EXCERPT PROVIDED

The common thread in all of Markey’s collections was color, especially reds, various shades of green, and yellow. Multicolored pieces were his favorite. “Every item Donal bought was for display. He lived with all of it in his home, and the cardinal rule was that it had to have color and visual appeal, whether it was a clock, a whirligig or a framed mirror – and the condition had to be as close to perfection as possible,” said gallery associate Rich Bertoia.

Markey also favored pieces with a folk art quality. His collection includes such highlights as a cabinet and small 4-drawer chest with carved floral and botanical designs; tramp art picture frames and mirrors with delicately carved floral corners, amusement wheels, trade signs and hand-painted sleds with exquisite images of pelicans and other birds. A desirable horse theme typical of early folk art is seen on Markey’s early, decorative wall shelves and other pieces.

Also among the folk art highlights is a framed, carved-wood die-cut of a hand holding a placard that says “Made by J.P. Brown, Invalid.” Its decorations include butterflies, a dog, and a cat blowing a horn. Another unique article is the early hand-painted ballot box with four candidates’ names and slots for depositing ballots. Probably late 19th century, the ballot box is an exceptional work of art whose detailing is of a very high standard.

Before he became a full-time antique dealer, Markey was a menswear retailer in New York. Many of the old painted-wood advertising signs in his collection are an homage to his previous profession and publicize clothing, shoes and other products aimed at 19th-century men, e.g., cigars and other tobacco products. An imposing highlight is a 6½ft.-long, double-sided sign that says “Positively No Smoking.” Originally displayed in a train station, the sign features bright, eye-catching “Donal” colors.

A prized 19th-century sign in the collection is painted on canvas and advertises a hat shop. On each side, its design includes an elaborate ladies hat and a pair of scissors, and is edged with a painted faux frame.

TO BE DONE
[1] Reproduce the stretch of the passage on Markey's collection from "A prized 19th-century" through "painted faux frame.".
[2] In the passage on Markey's collection, what was Markey's occupation before he became a full-time antique dealer?
[3] Continue the passage on Markey's collection after its last sentence.

SUPPLIED INFORMATION
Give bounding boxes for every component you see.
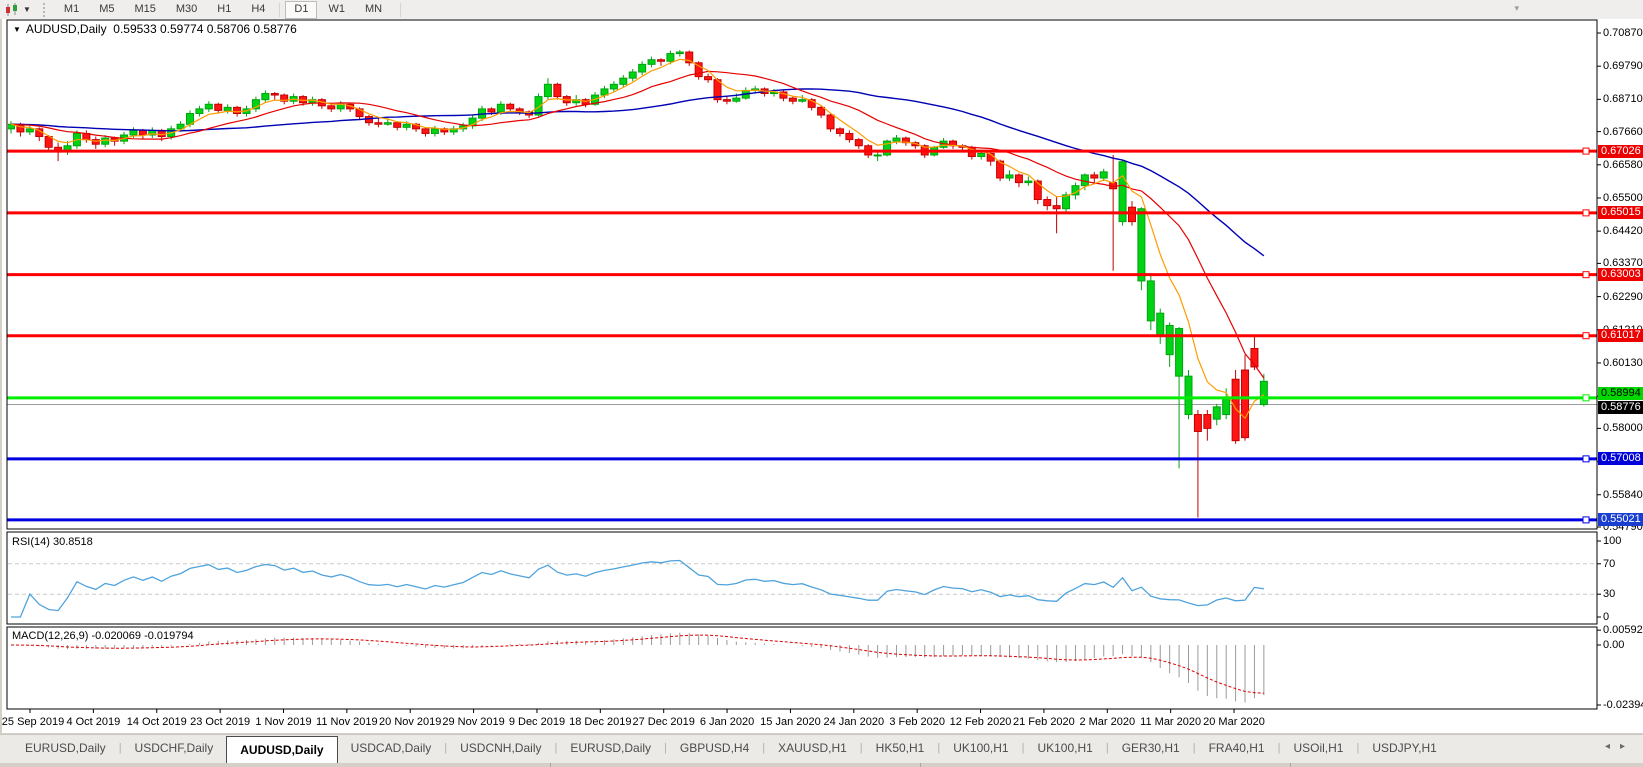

PER-TASK ANSWERS
[1]
A prized 19th-century sign in the collection is painted on canvas and advertises a hat shop. On each side, its design includes an elaborate ladies hat and a pair of scissors, and is edged with a painted faux frame.

[2] He was a menswear retailer in New York.

[3]
Donal Markey’s name was always closely associated with mechanical banks. Bertoia’s will present approximately three dozen examples in the auction, even including a few banks that Markey was in the process of buying or had committed to buy at the time he fell ill last year. “Condition wise, they’re so beautiful, they look like their paint is still wet from the production line,” Bertoia remarked. Highlights include a superb yellow-dress version Mammy with Child, old store-stock Elephant banks in super-mint condition, and an “unbelievable” example of an Uncle Sam bust bank.

More than 100 still banks – all in pristine condition – also will be auctioned. “I think Donal collected them before he got into the mechanicals because they were so affordable then,” Bertoia said. “He was ‘Mr. Still Bank’ for many years. People would line up at bank conventions, waiting for him to open his doors to sell.”

From the moment Markey discovered American antique toys, they became his passion, and he set his sights on acquiring only the finest horse-drawn cast-iron examples. His collection contains one of the very best: an Ives Cutter Sleigh. Ornately detailed and precisely cast, the 1880s toy measure 18 inches long and features embossed pink seating. Very few Ives Cutter Sleighs exist. “This one is the crème de la crème,” Bertoia said. Also to be auctioned is the ultimate example of a Pratt & Letchworth 4-seat brake, ex Hegarty collection, estimate $25,000-$35,000.

The wild card section of the sale, which accommodates the items Rich Bertoia described as “the beautifully unusual,” includes a counter-size, 24-inch-tall cast-iron Indian on a wood podium marked “Cigars,” a large painted cast-iron ashtray crafted as a parrot hovering over a bucket, a cardboard advertising box for Rich Fur Goods that actually contains a new and unused fur muff, and a brightly painted presentation baseball bat dated 1863 and emblazoned with the name “G. Hall.” In a league of its own is an oval mirror held by two women standing on branches, with an American Flag and boat on its base.

“This is going to be a phenomenal sale that will get the market buzzing,” said Bertoia Auctions’ owner and co-founder, Jeanne Bertoia. “We believe there may be many Americana and folk art collectors who aren’t aware of Donal’s collection, and they’re in for quite a surprise. It took Donal many years and a great deal of travel to accumulate the pieces he so loved. His collection is unique by anyone’s standards.

#   #   #

View the fully illustrated catalogs and register to bid absentee or live via the Internet as the sale is taking place by logging on to www.LiveAuctioneers.com.


ADDITIONAL LOTS OF NOTE


Ives Cutter Sleigh with walking horse, cast iron, 1890s, 22 inches long. Estimate $30,000-$40,000. Bertoia Auctions image.
Ives Cutter Sleigh with walking horse, cast iron, 1890s, 22 inches long. Estimate $30,000-$40,000. Bertoia Auctions image.
Diamond Dyes cabinet, copyright 1912, double-sided lithographed-tin panels. Estimate $800-$1,000. Bertoia Auctions image.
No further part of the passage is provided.